Aim of the exercise: Swap "star-icon" for "star-glyph" throughout every listing below, leaving everything else unchanged and omitting the pictures from your answer.

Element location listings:
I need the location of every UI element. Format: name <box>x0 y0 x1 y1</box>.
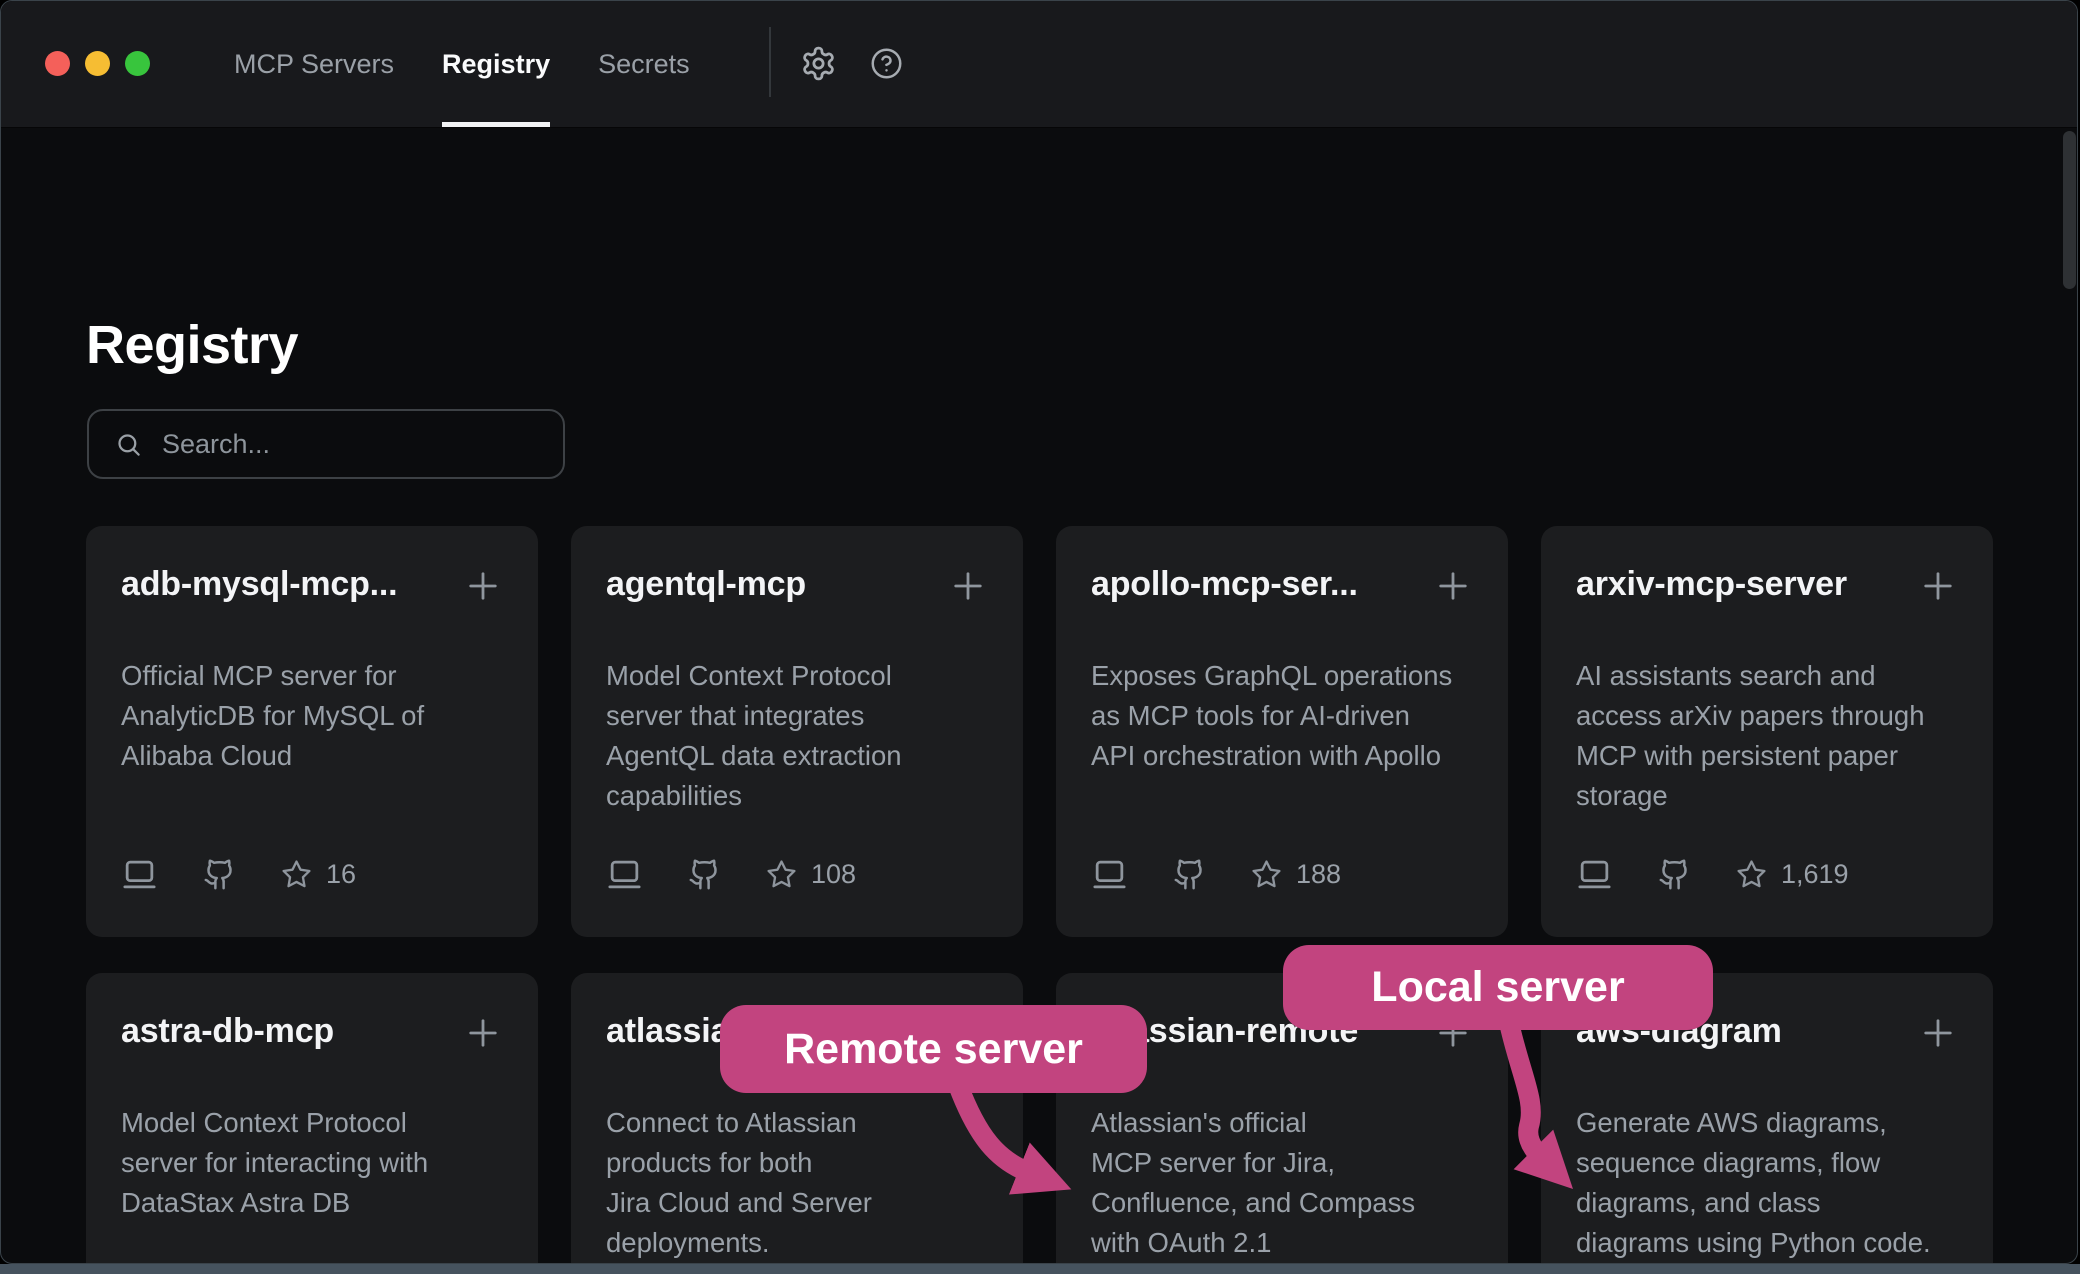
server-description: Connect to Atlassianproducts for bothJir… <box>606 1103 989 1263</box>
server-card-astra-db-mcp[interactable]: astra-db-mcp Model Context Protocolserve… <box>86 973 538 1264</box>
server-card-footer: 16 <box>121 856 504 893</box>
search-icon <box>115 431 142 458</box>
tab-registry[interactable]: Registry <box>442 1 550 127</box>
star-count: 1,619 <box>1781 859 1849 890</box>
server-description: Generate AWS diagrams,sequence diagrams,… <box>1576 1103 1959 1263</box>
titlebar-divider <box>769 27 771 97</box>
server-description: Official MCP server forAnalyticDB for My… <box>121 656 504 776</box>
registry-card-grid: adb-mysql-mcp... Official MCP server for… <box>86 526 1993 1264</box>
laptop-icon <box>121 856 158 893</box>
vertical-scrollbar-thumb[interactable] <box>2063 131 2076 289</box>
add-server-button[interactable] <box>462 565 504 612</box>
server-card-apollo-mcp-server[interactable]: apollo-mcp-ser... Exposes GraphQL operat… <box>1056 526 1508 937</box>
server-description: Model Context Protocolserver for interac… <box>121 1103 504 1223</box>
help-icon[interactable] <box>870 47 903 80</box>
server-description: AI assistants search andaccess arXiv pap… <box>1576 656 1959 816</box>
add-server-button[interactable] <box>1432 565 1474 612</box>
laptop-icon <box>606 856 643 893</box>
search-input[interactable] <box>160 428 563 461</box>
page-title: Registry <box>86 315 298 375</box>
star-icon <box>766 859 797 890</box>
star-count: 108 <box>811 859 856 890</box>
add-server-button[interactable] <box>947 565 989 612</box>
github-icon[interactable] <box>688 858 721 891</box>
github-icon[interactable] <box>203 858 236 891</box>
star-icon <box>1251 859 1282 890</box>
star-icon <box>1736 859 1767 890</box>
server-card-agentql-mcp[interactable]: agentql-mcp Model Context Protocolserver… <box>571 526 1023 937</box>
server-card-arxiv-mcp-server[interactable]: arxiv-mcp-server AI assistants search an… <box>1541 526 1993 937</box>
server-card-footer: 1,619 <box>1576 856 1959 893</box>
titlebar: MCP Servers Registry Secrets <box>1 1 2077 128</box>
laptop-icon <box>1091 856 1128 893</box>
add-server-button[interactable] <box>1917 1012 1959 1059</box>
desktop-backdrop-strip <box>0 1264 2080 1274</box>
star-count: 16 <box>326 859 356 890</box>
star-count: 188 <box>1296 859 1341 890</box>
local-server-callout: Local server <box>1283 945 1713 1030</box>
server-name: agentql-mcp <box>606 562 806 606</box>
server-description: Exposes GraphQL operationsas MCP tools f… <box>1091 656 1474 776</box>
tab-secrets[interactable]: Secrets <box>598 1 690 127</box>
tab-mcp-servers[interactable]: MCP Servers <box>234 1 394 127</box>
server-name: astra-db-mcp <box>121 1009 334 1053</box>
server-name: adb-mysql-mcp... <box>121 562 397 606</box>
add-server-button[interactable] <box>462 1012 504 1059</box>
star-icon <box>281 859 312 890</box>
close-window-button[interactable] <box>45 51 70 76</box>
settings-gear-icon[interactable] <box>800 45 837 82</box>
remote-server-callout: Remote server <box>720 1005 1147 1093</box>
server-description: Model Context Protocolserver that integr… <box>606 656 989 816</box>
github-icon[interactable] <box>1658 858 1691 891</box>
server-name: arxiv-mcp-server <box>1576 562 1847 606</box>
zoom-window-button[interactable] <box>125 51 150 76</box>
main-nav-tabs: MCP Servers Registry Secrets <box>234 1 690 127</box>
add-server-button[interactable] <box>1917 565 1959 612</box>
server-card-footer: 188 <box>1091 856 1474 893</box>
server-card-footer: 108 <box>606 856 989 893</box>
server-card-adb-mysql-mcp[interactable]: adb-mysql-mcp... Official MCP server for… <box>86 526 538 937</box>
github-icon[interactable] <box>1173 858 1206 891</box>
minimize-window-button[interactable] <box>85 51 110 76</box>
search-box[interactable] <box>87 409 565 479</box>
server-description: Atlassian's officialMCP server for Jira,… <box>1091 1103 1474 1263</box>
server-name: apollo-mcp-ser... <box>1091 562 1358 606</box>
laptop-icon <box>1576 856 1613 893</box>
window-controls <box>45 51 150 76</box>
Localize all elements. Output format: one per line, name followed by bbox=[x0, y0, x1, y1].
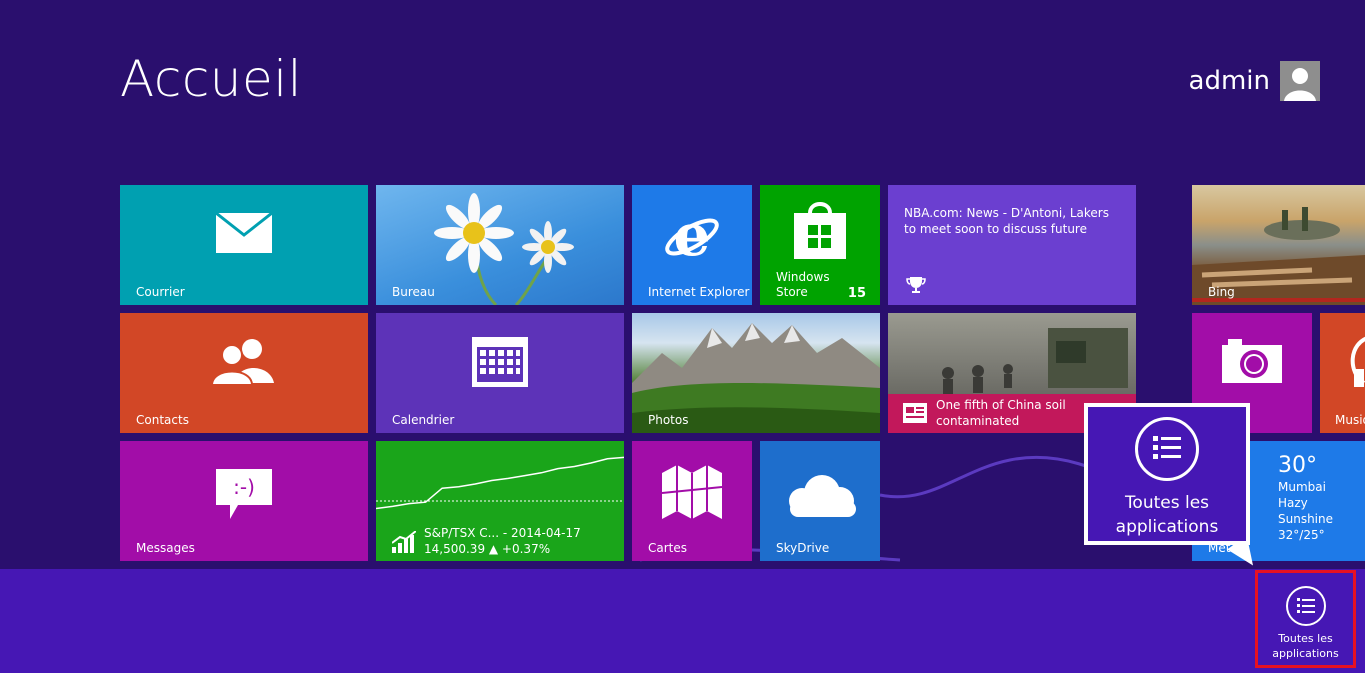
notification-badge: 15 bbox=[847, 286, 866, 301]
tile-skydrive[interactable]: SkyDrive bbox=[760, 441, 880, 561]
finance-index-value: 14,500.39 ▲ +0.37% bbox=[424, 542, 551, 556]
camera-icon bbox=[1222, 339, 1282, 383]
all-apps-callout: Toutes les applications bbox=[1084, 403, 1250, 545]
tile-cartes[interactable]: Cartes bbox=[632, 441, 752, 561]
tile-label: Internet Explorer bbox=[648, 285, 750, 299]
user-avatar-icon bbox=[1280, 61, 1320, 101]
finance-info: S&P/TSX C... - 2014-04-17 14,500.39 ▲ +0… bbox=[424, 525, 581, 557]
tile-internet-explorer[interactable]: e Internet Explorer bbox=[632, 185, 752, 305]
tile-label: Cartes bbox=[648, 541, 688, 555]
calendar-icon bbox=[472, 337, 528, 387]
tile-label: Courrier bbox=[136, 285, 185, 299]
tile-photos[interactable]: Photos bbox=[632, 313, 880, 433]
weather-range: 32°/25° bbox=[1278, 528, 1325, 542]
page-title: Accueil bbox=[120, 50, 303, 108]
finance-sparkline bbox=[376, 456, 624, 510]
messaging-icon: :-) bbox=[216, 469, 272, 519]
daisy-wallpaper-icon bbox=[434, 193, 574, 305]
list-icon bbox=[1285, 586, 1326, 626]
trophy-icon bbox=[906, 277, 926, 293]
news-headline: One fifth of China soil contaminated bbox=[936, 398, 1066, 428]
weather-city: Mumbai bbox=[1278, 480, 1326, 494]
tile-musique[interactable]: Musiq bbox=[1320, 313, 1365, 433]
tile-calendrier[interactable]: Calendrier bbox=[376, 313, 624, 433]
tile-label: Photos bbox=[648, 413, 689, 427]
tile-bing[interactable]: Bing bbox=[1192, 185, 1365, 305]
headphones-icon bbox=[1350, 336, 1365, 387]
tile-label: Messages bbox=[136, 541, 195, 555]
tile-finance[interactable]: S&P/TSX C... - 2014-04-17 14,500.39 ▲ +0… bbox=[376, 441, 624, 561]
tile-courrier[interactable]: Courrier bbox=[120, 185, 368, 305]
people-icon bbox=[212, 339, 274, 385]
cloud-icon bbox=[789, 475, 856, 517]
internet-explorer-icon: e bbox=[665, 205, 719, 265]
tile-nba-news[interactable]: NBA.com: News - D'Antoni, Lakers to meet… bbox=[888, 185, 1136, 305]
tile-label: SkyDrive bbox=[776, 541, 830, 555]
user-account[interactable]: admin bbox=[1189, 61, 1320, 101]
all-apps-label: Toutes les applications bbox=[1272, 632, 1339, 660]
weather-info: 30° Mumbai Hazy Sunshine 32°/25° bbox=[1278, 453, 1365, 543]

Final answer:
I need the location of every UI element. Format: name <box>x0 y0 x1 y1</box>.
server-description: Connect to Atlassianproducts for bothJir… <box>606 1103 989 1263</box>
server-card-astra-db-mcp[interactable]: astra-db-mcp Model Context Protocolserve… <box>86 973 538 1264</box>
server-card-footer: 16 <box>121 856 504 893</box>
search-icon <box>115 431 142 458</box>
tab-registry[interactable]: Registry <box>442 1 550 127</box>
star-count: 1,619 <box>1781 859 1849 890</box>
server-description: Generate AWS diagrams,sequence diagrams,… <box>1576 1103 1959 1263</box>
titlebar-divider <box>769 27 771 97</box>
server-description: Official MCP server forAnalyticDB for My… <box>121 656 504 776</box>
registry-card-grid: adb-mysql-mcp... Official MCP server for… <box>86 526 1993 1264</box>
laptop-icon <box>121 856 158 893</box>
vertical-scrollbar-thumb[interactable] <box>2063 131 2076 289</box>
add-server-button[interactable] <box>462 565 504 612</box>
server-card-apollo-mcp-server[interactable]: apollo-mcp-ser... Exposes GraphQL operat… <box>1056 526 1508 937</box>
server-description: Model Context Protocolserver for interac… <box>121 1103 504 1223</box>
help-icon[interactable] <box>870 47 903 80</box>
server-description: AI assistants search andaccess arXiv pap… <box>1576 656 1959 816</box>
add-server-button[interactable] <box>1432 565 1474 612</box>
laptop-icon <box>606 856 643 893</box>
search-input[interactable] <box>160 428 563 461</box>
page-title: Registry <box>86 315 298 375</box>
star-glyph <box>766 859 797 890</box>
star-count: 108 <box>811 859 856 890</box>
add-server-button[interactable] <box>947 565 989 612</box>
github-icon[interactable] <box>688 858 721 891</box>
github-icon[interactable] <box>203 858 236 891</box>
star-glyph <box>1251 859 1282 890</box>
star-glyph <box>1736 859 1767 890</box>
server-card-agentql-mcp[interactable]: agentql-mcp Model Context Protocolserver… <box>571 526 1023 937</box>
server-card-arxiv-mcp-server[interactable]: arxiv-mcp-server AI assistants search an… <box>1541 526 1993 937</box>
server-card-footer: 1,619 <box>1576 856 1959 893</box>
titlebar: MCP Servers Registry Secrets <box>1 1 2077 128</box>
laptop-icon <box>1091 856 1128 893</box>
add-server-button[interactable] <box>1917 1012 1959 1059</box>
desktop-backdrop-strip <box>0 1264 2080 1274</box>
star-count: 16 <box>326 859 356 890</box>
star-count: 188 <box>1296 859 1341 890</box>
local-server-callout: Local server <box>1283 945 1713 1030</box>
server-name: agentql-mcp <box>606 562 806 606</box>
server-description: Exposes GraphQL operationsas MCP tools f… <box>1091 656 1474 776</box>
tab-secrets[interactable]: Secrets <box>598 1 690 127</box>
tab-mcp-servers[interactable]: MCP Servers <box>234 1 394 127</box>
server-name: astra-db-mcp <box>121 1009 334 1053</box>
server-name: adb-mysql-mcp... <box>121 562 397 606</box>
add-server-button[interactable] <box>462 1012 504 1059</box>
star-glyph <box>281 859 312 890</box>
close-window-button[interactable] <box>45 51 70 76</box>
settings-gear-icon[interactable] <box>800 45 837 82</box>
remote-server-callout: Remote server <box>720 1005 1147 1093</box>
server-description: Model Context Protocolserver that integr… <box>606 656 989 816</box>
github-icon[interactable] <box>1658 858 1691 891</box>
server-name: arxiv-mcp-server <box>1576 562 1847 606</box>
zoom-window-button[interactable] <box>125 51 150 76</box>
main-nav-tabs: MCP Servers Registry Secrets <box>234 1 690 127</box>
add-server-button[interactable] <box>1917 565 1959 612</box>
server-card-footer: 188 <box>1091 856 1474 893</box>
server-card-footer: 108 <box>606 856 989 893</box>
server-card-adb-mysql-mcp[interactable]: adb-mysql-mcp... Official MCP server for… <box>86 526 538 937</box>
github-icon[interactable] <box>1173 858 1206 891</box>
minimize-window-button[interactable] <box>85 51 110 76</box>
search-box[interactable] <box>87 409 565 479</box>
server-description: Atlassian's officialMCP server for Jira,… <box>1091 1103 1474 1263</box>
server-name: apollo-mcp-ser... <box>1091 562 1358 606</box>
laptop-icon <box>1576 856 1613 893</box>
window-controls <box>45 51 150 76</box>
Localize all elements. Output format: one per line, name followed by bbox=[x0, y0, x1, y1].
notification-badge: 15 bbox=[847, 286, 866, 301]
tile-skydrive[interactable]: SkyDrive bbox=[760, 441, 880, 561]
finance-index-value: 14,500.39 ▲ +0.37% bbox=[424, 542, 551, 556]
camera-icon bbox=[1222, 339, 1282, 383]
all-apps-callout: Toutes les applications bbox=[1084, 403, 1250, 545]
tile-cartes[interactable]: Cartes bbox=[632, 441, 752, 561]
tile-label: Internet Explorer bbox=[648, 285, 750, 299]
user-avatar-icon bbox=[1280, 61, 1320, 101]
finance-info: S&P/TSX C... - 2014-04-17 14,500.39 ▲ +0… bbox=[424, 525, 581, 557]
tile-internet-explorer[interactable]: e Internet Explorer bbox=[632, 185, 752, 305]
tile-label: Cartes bbox=[648, 541, 688, 555]
calendar-icon bbox=[472, 337, 528, 387]
tile-label: Courrier bbox=[136, 285, 185, 299]
tile-photos[interactable]: Photos bbox=[632, 313, 880, 433]
weather-range: 32°/25° bbox=[1278, 528, 1325, 542]
page-title: Accueil bbox=[120, 50, 303, 108]
finance-sparkline bbox=[376, 456, 624, 510]
messaging-icon: :-) bbox=[216, 469, 272, 519]
daisy-wallpaper-icon bbox=[434, 193, 574, 305]
list-icon bbox=[1285, 586, 1326, 626]
trophy-icon bbox=[906, 277, 926, 293]
news-headline: One fifth of China soil contaminated bbox=[936, 398, 1066, 428]
weather-city: Mumbai bbox=[1278, 480, 1326, 494]
tile-musique[interactable]: Musiq bbox=[1320, 313, 1365, 433]
tile-calendrier[interactable]: Calendrier bbox=[376, 313, 624, 433]
tile-label: Photos bbox=[648, 413, 689, 427]
tile-bing[interactable]: Bing bbox=[1192, 185, 1365, 305]
headphones-icon bbox=[1350, 336, 1365, 387]
tile-label: Messages bbox=[136, 541, 195, 555]
tile-finance[interactable]: S&P/TSX C... - 2014-04-17 14,500.39 ▲ +0… bbox=[376, 441, 624, 561]
tile-courrier[interactable]: Courrier bbox=[120, 185, 368, 305]
people-icon bbox=[212, 339, 274, 385]
cloud-icon bbox=[789, 475, 856, 517]
internet-explorer-icon: e bbox=[665, 205, 719, 265]
tile-nba-news[interactable]: NBA.com: News - D'Antoni, Lakers to meet… bbox=[888, 185, 1136, 305]
tile-label: SkyDrive bbox=[776, 541, 830, 555]
user-account[interactable]: admin bbox=[1189, 61, 1320, 101]
all-apps-label: Toutes les applications bbox=[1272, 632, 1339, 660]
weather-info: 30° Mumbai Hazy Sunshine 32°/25° bbox=[1278, 453, 1365, 543]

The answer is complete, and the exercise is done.